Enunciado: Transcreva, sem mudar nada, o trecho do texto sobre o conflito de atribuições que vai de "1)   Conflito negativo" até "das respectivas APPs.".

Texto para leitura:
Conflito de Atribuições – Cível

 

Protocolado nº 115.884/2014

Inquérito Civil nº 14.0701.0000009/2011-9

Suscitante: Promotor de Justiça de Ilhabela

Suscitado: GAEMA – Núcleo Litoral Norte

 

 

Ementa:

1)   Conflito negativo de atribuições. Promotor de Justiça de Ilhabela (suscitante) e GAEMA Litoral Norte (suscitado).

2)   Procedimento que noticia a necessidade de atuação na defesa e proteção de bens ambientais, tendo em vista o despejo de esgoto in natura em córrego, com repercussão em pelo menos dois corpos hídricos presentes na região, bem como a necessidade de implementar projeto de recuperação ambiental na região, com possível remoção de várias construções irregulares, com o fim de recuperar as funções ecológicas das respectivas APPs.

Dados fornecidos:
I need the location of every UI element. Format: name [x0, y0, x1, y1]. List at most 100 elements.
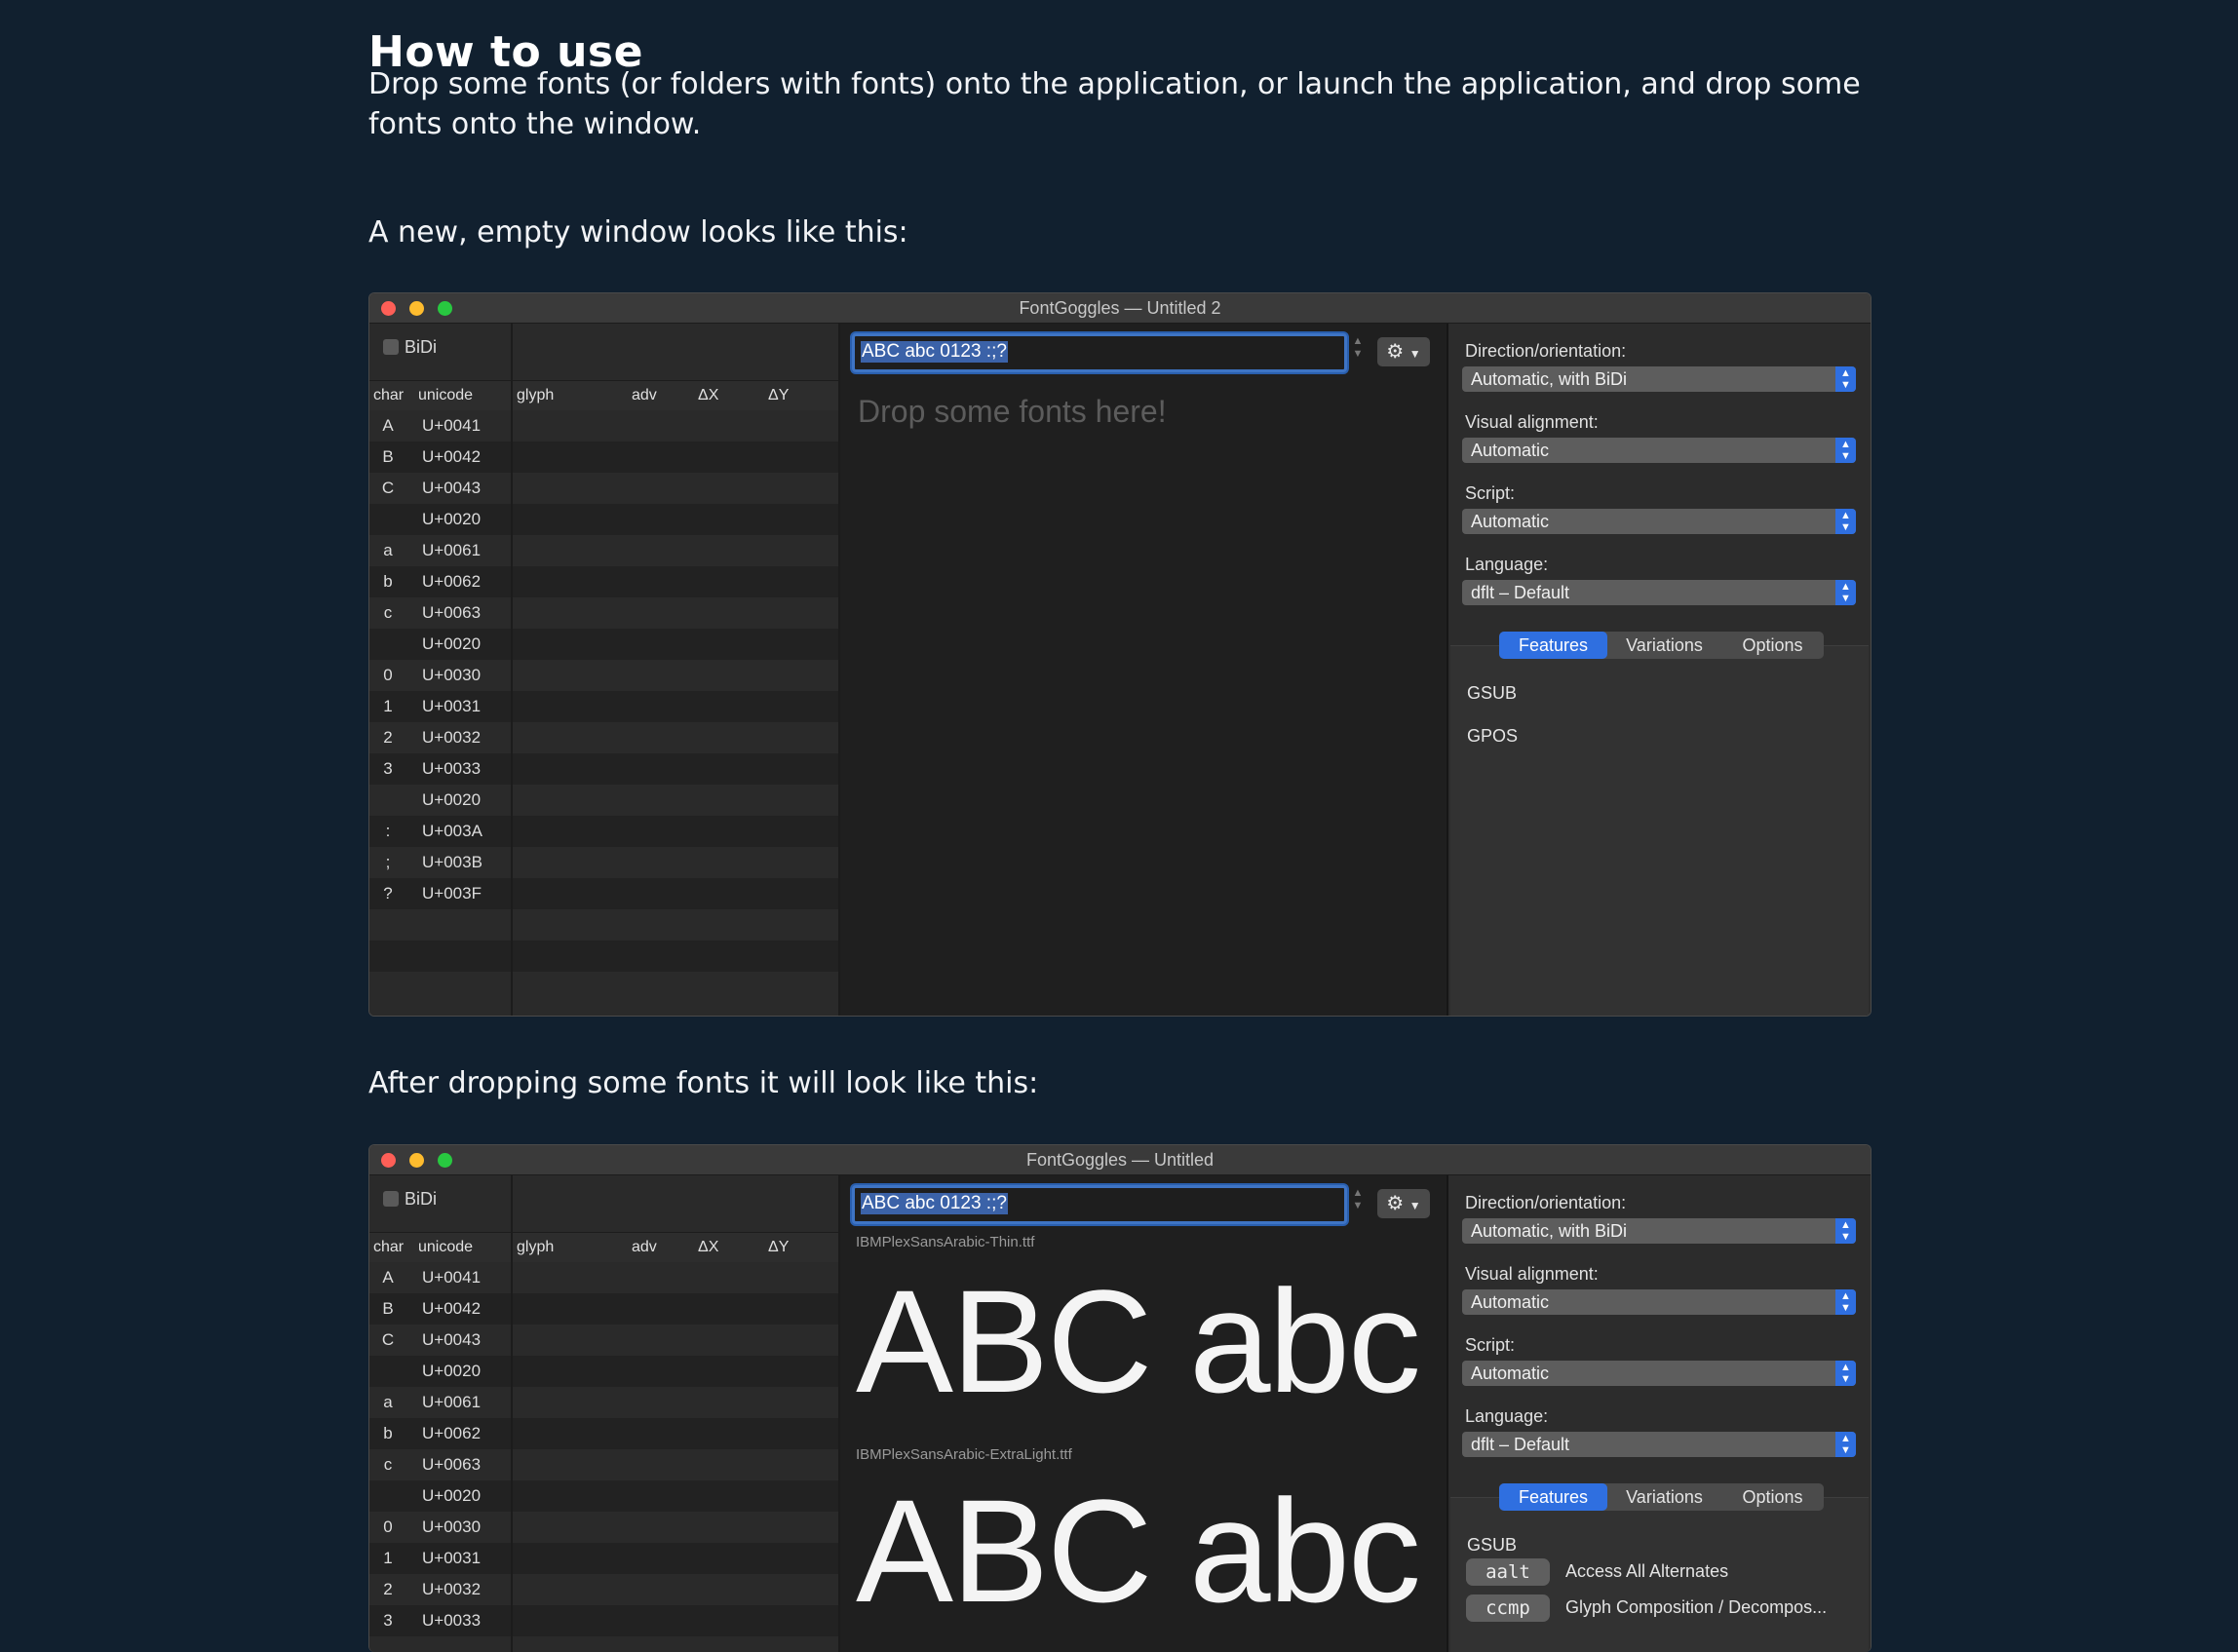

Resposta escrita:
1)   Conflito negativo de atribuições. Promotor de Justiça de Ilhabela (suscitante) e GAEMA Litoral Norte (suscitado).

2)   Procedimento que noticia a necessidade de atuação na defesa e proteção de bens ambientais, tendo em vista o despejo de esgoto in natura em córrego, com repercussão em pelo menos dois corpos hídricos presentes na região, bem como a necessidade de implementar projeto de recuperação ambiental na região, com possível remoção de várias construções irregulares, com o fim de recuperar as funções ecológicas das respectivas APPs.